What is being asked: Read the data and repeat all of it exactly.

Record set:
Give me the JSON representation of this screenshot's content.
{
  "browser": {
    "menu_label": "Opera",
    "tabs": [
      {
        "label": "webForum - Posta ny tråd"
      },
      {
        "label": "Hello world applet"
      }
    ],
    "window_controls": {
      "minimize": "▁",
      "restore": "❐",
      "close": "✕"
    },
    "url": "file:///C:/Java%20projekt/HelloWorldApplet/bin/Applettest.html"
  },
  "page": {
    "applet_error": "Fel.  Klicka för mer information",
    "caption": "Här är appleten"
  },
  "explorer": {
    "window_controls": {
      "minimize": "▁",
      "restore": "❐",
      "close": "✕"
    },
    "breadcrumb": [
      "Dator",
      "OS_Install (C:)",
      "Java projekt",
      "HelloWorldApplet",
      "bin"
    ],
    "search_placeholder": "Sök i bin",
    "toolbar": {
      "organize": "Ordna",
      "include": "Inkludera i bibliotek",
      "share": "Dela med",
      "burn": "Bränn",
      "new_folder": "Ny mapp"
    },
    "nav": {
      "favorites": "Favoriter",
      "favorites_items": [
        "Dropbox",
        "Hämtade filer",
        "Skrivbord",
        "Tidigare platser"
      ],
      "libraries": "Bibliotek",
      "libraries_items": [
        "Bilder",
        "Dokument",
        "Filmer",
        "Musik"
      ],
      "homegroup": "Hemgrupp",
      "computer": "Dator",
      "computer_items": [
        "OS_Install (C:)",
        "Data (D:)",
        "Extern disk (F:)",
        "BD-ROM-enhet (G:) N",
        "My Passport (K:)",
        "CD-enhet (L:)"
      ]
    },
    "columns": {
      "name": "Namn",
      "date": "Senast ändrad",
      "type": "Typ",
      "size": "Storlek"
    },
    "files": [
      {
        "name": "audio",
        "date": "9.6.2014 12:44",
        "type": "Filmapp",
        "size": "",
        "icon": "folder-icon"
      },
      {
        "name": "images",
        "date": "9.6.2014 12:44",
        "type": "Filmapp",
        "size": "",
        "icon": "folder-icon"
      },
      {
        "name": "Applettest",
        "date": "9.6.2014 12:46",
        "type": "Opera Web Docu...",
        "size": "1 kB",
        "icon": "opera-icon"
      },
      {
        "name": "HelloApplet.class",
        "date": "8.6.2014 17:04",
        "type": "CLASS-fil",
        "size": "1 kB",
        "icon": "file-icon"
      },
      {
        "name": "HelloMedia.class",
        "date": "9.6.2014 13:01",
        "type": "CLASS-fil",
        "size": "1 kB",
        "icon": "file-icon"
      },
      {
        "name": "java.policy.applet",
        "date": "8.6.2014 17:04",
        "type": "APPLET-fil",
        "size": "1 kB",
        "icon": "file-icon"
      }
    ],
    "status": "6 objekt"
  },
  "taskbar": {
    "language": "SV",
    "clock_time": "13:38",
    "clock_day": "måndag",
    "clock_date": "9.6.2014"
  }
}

Written response:
Give me the JSON representation of this screenshot's content.
{
  "browser": {
    "menu_label": "Opera",
    "tabs": [
      {
        "label": "webForum - Posta ny tråd"
      },
      {
        "label": "Hello world applet"
      }
    ],
    "window_controls": {
      "minimize": "▁",
      "restore": "❐",
      "close": "✕"
    },
    "url": "file:///C:/Java%20projekt/HelloWorldApplet/bin/Applettest.html"
  },
  "page": {
    "applet_error": "Fel.  Klicka för mer information",
    "caption": "Här är appleten"
  },
  "explorer": {
    "window_controls": {
      "minimize": "▁",
      "restore": "❐",
      "close": "✕"
    },
    "breadcrumb": [
      "Dator",
      "OS_Install (C:)",
      "Java projekt",
      "HelloWorldApplet",
      "bin"
    ],
    "search_placeholder": "Sök i bin",
    "toolbar": {
      "organize": "Ordna",
      "include": "Inkludera i bibliotek",
      "share": "Dela med",
      "burn": "Bränn",
      "new_folder": "Ny mapp"
    },
    "nav": {
      "favorites": "Favoriter",
      "favorites_items": [
        "Dropbox",
        "Hämtade filer",
        "Skrivbord",
        "Tidigare platser"
      ],
      "libraries": "Bibliotek",
      "libraries_items": [
        "Bilder",
        "Dokument",
        "Filmer",
        "Musik"
      ],
      "homegroup": "Hemgrupp",
      "computer": "Dator",
      "computer_items": [
        "OS_Install (C:)",
        "Data (D:)",
        "Extern disk (F:)",
        "BD-ROM-enhet (G:) N",
        "My Passport (K:)",
        "CD-enhet (L:)"
      ]
    },
    "columns": {
      "name": "Namn",
      "date": "Senast ändrad",
      "type": "Typ",
      "size": "Storlek"
    },
    "files": [
      {
        "name": "audio",
        "date": "9.6.2014 12:44",
        "type": "Filmapp",
        "size": "",
        "icon": "folder-icon"
      },
      {
        "name": "images",
        "date": "9.6.2014 12:44",
        "type": "Filmapp",
        "size": "",
        "icon": "folder-icon"
      },
      {
        "name": "Applettest",
        "date": "9.6.2014 12:46",
        "type": "Opera Web Docu...",
        "size": "1 kB",
        "icon": "opera-icon"
      },
      {
        "name": "HelloApplet.class",
        "date": "8.6.2014 17:04",
        "type": "CLASS-fil",
        "size": "1 kB",
        "icon": "file-icon"
      },
      {
        "name": "HelloMedia.class",
        "date": "9.6.2014 13:01",
        "type": "CLASS-fil",
        "size": "1 kB",
        "icon": "file-icon"
      },
      {
        "name": "java.policy.applet",
        "date": "8.6.2014 17:04",
        "type": "APPLET-fil",
        "size": "1 kB",
        "icon": "file-icon"
      }
    ],
    "status": "6 objekt"
  },
  "taskbar": {
    "language": "SV",
    "clock_time": "13:38",
    "clock_day": "måndag",
    "clock_date": "9.6.2014"
  }
}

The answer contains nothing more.